::: Exercise materials

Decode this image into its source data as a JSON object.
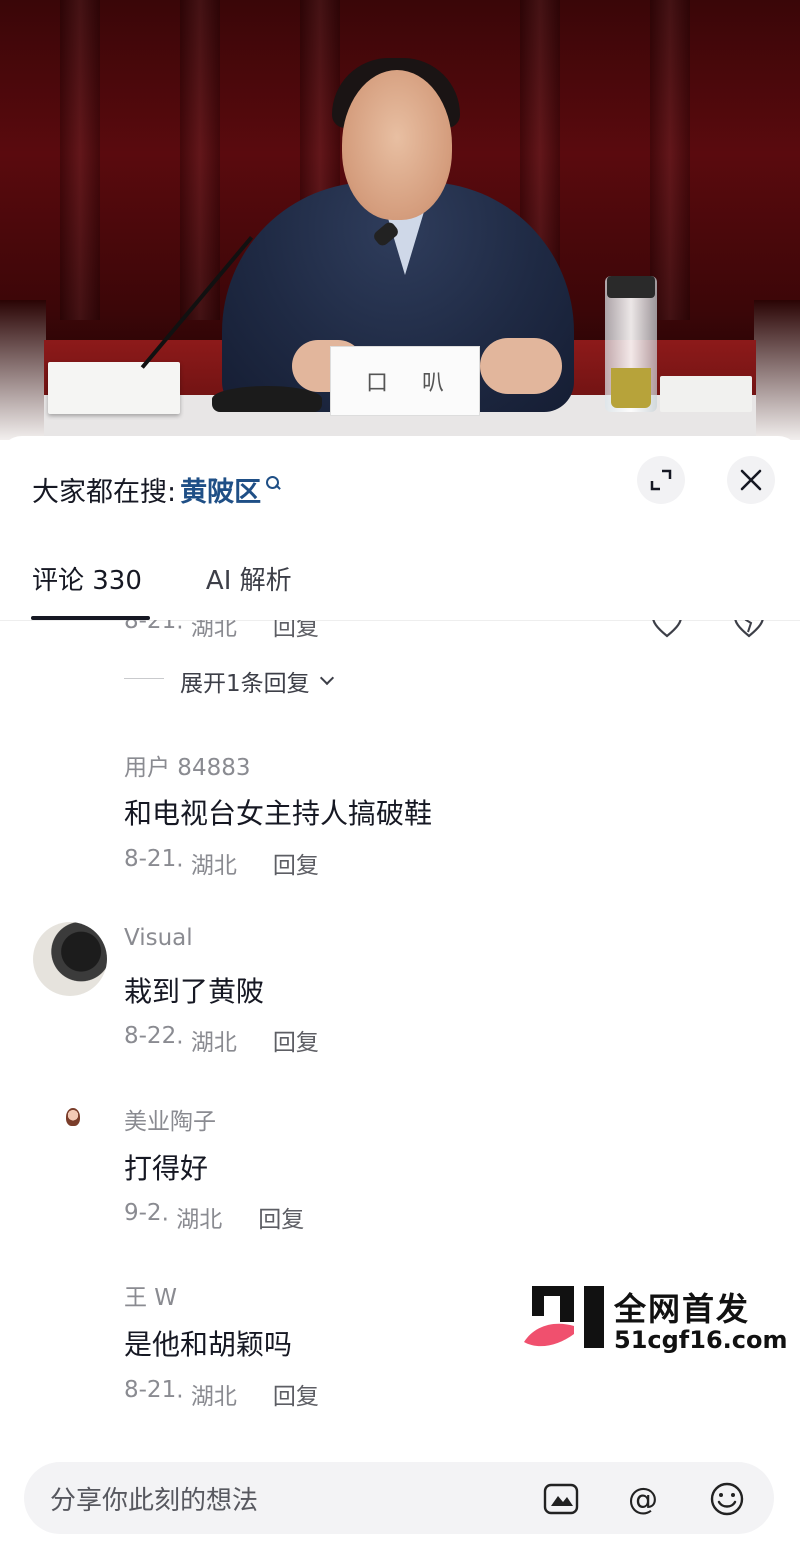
{
  "video": {
    "nameplate_chars": [
      "口",
      "叭"
    ]
  },
  "header": {
    "search_prefix": "大家都在搜:",
    "search_keyword": "黄陂区",
    "expand_icon": "expand-icon",
    "close_icon": "close-icon"
  },
  "tabs": [
    {
      "label": "评论 330",
      "active": true
    },
    {
      "label": "AI 解析",
      "active": false
    }
  ],
  "comments": {
    "partial": {
      "date": "8-21",
      "location": "· 湖北",
      "reply_label": "回复",
      "expand_replies": "展开1条回复"
    },
    "items": [
      {
        "username": "用户 84883",
        "text": "和电视台女主持人搞破鞋",
        "date": "8-21",
        "location": "· 湖北",
        "reply_label": "回复",
        "avatar": "none"
      },
      {
        "username": "Visual",
        "text": "栽到了黄陂",
        "date": "8-22",
        "location": "· 湖北",
        "reply_label": "回复",
        "avatar": "photo"
      },
      {
        "username": "美业陶子",
        "text": "打得好",
        "date": "9-2",
        "location": "· 湖北",
        "reply_label": "回复",
        "avatar": "small-girl"
      },
      {
        "username": "王 W",
        "text": "是他和胡颖吗",
        "date": "8-21",
        "location": "· 湖北",
        "reply_label": "回复",
        "avatar": "none"
      }
    ]
  },
  "watermark": {
    "title": "全网首发",
    "url": "51cgf16.com",
    "accent": "#f0506e"
  },
  "input": {
    "placeholder": "分享你此刻的想法",
    "icons": [
      "image-icon",
      "at-icon",
      "emoji-icon"
    ],
    "at_glyph": "@"
  }
}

::::::

Repeat the material above verbatim. Leave the pictures behind.

*Answer to the problem:*
Decode this image into its source data as a JSON object.
{
  "video": {
    "nameplate_chars": [
      "口",
      "叭"
    ]
  },
  "header": {
    "search_prefix": "大家都在搜:",
    "search_keyword": "黄陂区",
    "expand_icon": "expand-icon",
    "close_icon": "close-icon"
  },
  "tabs": [
    {
      "label": "评论 330",
      "active": true
    },
    {
      "label": "AI 解析",
      "active": false
    }
  ],
  "comments": {
    "partial": {
      "date": "8-21",
      "location": "· 湖北",
      "reply_label": "回复",
      "expand_replies": "展开1条回复"
    },
    "items": [
      {
        "username": "用户 84883",
        "text": "和电视台女主持人搞破鞋",
        "date": "8-21",
        "location": "· 湖北",
        "reply_label": "回复",
        "avatar": "none"
      },
      {
        "username": "Visual",
        "text": "栽到了黄陂",
        "date": "8-22",
        "location": "· 湖北",
        "reply_label": "回复",
        "avatar": "photo"
      },
      {
        "username": "美业陶子",
        "text": "打得好",
        "date": "9-2",
        "location": "· 湖北",
        "reply_label": "回复",
        "avatar": "small-girl"
      },
      {
        "username": "王 W",
        "text": "是他和胡颖吗",
        "date": "8-21",
        "location": "· 湖北",
        "reply_label": "回复",
        "avatar": "none"
      }
    ]
  },
  "watermark": {
    "title": "全网首发",
    "url": "51cgf16.com",
    "accent": "#f0506e"
  },
  "input": {
    "placeholder": "分享你此刻的想法",
    "icons": [
      "image-icon",
      "at-icon",
      "emoji-icon"
    ],
    "at_glyph": "@"
  }
}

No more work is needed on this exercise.